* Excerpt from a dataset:
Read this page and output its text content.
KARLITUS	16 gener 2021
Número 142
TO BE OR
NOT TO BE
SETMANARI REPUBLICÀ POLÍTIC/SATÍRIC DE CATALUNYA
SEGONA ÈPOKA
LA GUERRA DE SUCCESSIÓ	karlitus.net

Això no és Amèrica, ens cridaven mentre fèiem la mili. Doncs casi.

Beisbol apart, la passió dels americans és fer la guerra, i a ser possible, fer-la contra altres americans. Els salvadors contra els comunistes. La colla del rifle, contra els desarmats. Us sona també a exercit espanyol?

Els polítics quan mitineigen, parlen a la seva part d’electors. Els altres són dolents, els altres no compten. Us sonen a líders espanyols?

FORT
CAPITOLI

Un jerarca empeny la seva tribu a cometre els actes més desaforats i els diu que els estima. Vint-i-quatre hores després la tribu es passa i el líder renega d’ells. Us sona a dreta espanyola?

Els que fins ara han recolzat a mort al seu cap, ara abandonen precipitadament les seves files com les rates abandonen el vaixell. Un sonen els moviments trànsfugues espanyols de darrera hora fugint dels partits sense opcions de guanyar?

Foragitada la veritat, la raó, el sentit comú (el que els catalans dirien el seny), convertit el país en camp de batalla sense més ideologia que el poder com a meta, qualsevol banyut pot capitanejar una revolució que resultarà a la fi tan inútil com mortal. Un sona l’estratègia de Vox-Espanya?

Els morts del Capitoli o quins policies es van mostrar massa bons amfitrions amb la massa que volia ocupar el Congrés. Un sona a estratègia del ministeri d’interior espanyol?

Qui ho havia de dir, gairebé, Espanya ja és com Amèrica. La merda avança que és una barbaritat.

* Directive: Work out how many lines above contain the word "seva". Give only the number.

* Written answer: 2